* **Job**
In the listing below, find every line containing "Thrown" and copy it out.
━━ Data records ━━
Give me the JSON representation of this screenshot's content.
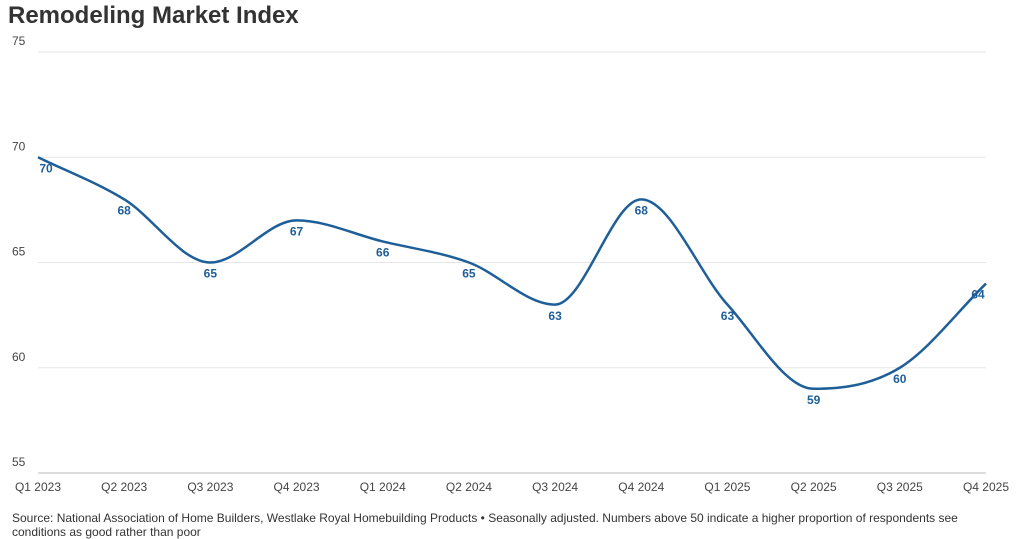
{
  "chart_data": {
    "type": "line",
    "title": "Remodeling Market Index",
    "categories": [
      "Q1 2023",
      "Q2 2023",
      "Q3 2023",
      "Q4 2023",
      "Q1 2024",
      "Q2 2024",
      "Q3 2024",
      "Q4 2024",
      "Q1 2025",
      "Q2 2025",
      "Q3 2025",
      "Q4 2025"
    ],
    "values": [
      70,
      68,
      65,
      67,
      66,
      65,
      63,
      68,
      63,
      59,
      60,
      64
    ],
    "color": "#1f5f99",
    "ylim": [
      55,
      75
    ],
    "yticks": [
      55,
      60,
      65,
      70,
      75
    ],
    "grid": true,
    "source": "Source: National Association of Home Builders, Westlake Royal Homebuilding Products • Seasonally adjusted. Numbers above 50 indicate a higher proportion of respondents see conditions as good rather than poor"
  }
}
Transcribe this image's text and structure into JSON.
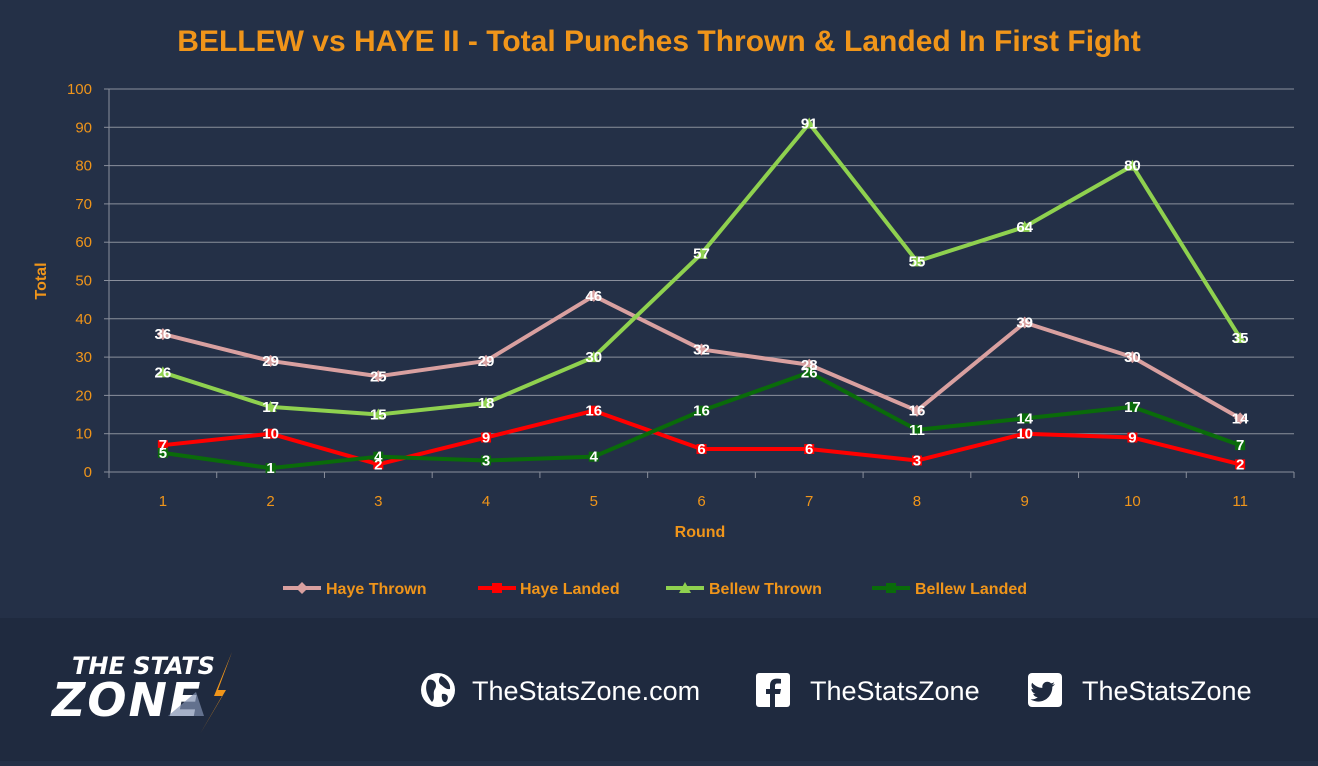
{
  "chart_data": {
    "type": "line",
    "title": "BELLEW vs HAYE II - Total Punches Thrown & Landed In First Fight",
    "xlabel": "Round",
    "ylabel": "Total",
    "categories": [
      "1",
      "2",
      "3",
      "4",
      "5",
      "6",
      "7",
      "8",
      "9",
      "10",
      "11"
    ],
    "ylim": [
      0,
      100
    ],
    "yticks": [
      0,
      10,
      20,
      30,
      40,
      50,
      60,
      70,
      80,
      90,
      100
    ],
    "grid": true,
    "legend_position": "bottom",
    "series": [
      {
        "name": "Haye Thrown",
        "color": "#d9a0a0",
        "marker": "diamond",
        "values": [
          36,
          29,
          25,
          29,
          46,
          32,
          28,
          16,
          39,
          30,
          14
        ]
      },
      {
        "name": "Haye Landed",
        "color": "#ff0000",
        "marker": "square",
        "values": [
          7,
          10,
          2,
          9,
          16,
          6,
          6,
          3,
          10,
          9,
          2
        ]
      },
      {
        "name": "Bellew Thrown",
        "color": "#8fd14f",
        "marker": "triangle",
        "values": [
          26,
          17,
          15,
          18,
          30,
          57,
          91,
          55,
          64,
          80,
          35
        ]
      },
      {
        "name": "Bellew Landed",
        "color": "#0a6b0a",
        "marker": "square",
        "values": [
          5,
          1,
          4,
          3,
          4,
          16,
          26,
          11,
          14,
          17,
          7
        ]
      }
    ]
  },
  "footer": {
    "logo_line1": "THE STATS",
    "logo_line2": "ZONE",
    "website": "TheStatsZone.com",
    "facebook": "TheStatsZone",
    "twitter": "TheStatsZone",
    "icons": [
      "globe-icon",
      "facebook-icon",
      "twitter-icon"
    ]
  }
}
━━━
* **Final result**
    "title": "BELLEW vs HAYE II - Total Punches Thrown & Landed In First Fight",
        "name": "Haye Thrown",
        "name": "Bellew Thrown",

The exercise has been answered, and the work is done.